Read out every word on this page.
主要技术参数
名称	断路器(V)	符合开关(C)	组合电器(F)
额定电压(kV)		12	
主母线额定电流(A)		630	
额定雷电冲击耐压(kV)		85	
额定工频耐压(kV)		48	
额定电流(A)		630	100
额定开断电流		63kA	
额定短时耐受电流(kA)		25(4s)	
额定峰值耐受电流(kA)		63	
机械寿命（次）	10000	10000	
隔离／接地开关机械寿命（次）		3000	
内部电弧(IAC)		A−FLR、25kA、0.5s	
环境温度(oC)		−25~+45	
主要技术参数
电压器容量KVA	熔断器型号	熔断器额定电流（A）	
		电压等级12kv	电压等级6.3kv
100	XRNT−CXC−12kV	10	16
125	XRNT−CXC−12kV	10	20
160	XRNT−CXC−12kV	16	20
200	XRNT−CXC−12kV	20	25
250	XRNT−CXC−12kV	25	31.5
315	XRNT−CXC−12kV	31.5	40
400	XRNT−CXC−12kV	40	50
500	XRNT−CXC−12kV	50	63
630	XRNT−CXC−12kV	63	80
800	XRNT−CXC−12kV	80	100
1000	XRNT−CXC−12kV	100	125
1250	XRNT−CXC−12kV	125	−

### WHAT IS ASKED
Among the lines of the material, find those that hold the word "XRNT" and copy them.

### RESPONSE BELOW
100	XRNT−CXC−12kV	10	16
125	XRNT−CXC−12kV	10	20
160	XRNT−CXC−12kV	16	20
200	XRNT−CXC−12kV	20	25
250	XRNT−CXC−12kV	25	31.5
315	XRNT−CXC−12kV	31.5	40
400	XRNT−CXC−12kV	40	50
500	XRNT−CXC−12kV	50	63
630	XRNT−CXC−12kV	63	80
800	XRNT−CXC−12kV	80	100
1000	XRNT−CXC−12kV	100	125
1250	XRNT−CXC−12kV	125	−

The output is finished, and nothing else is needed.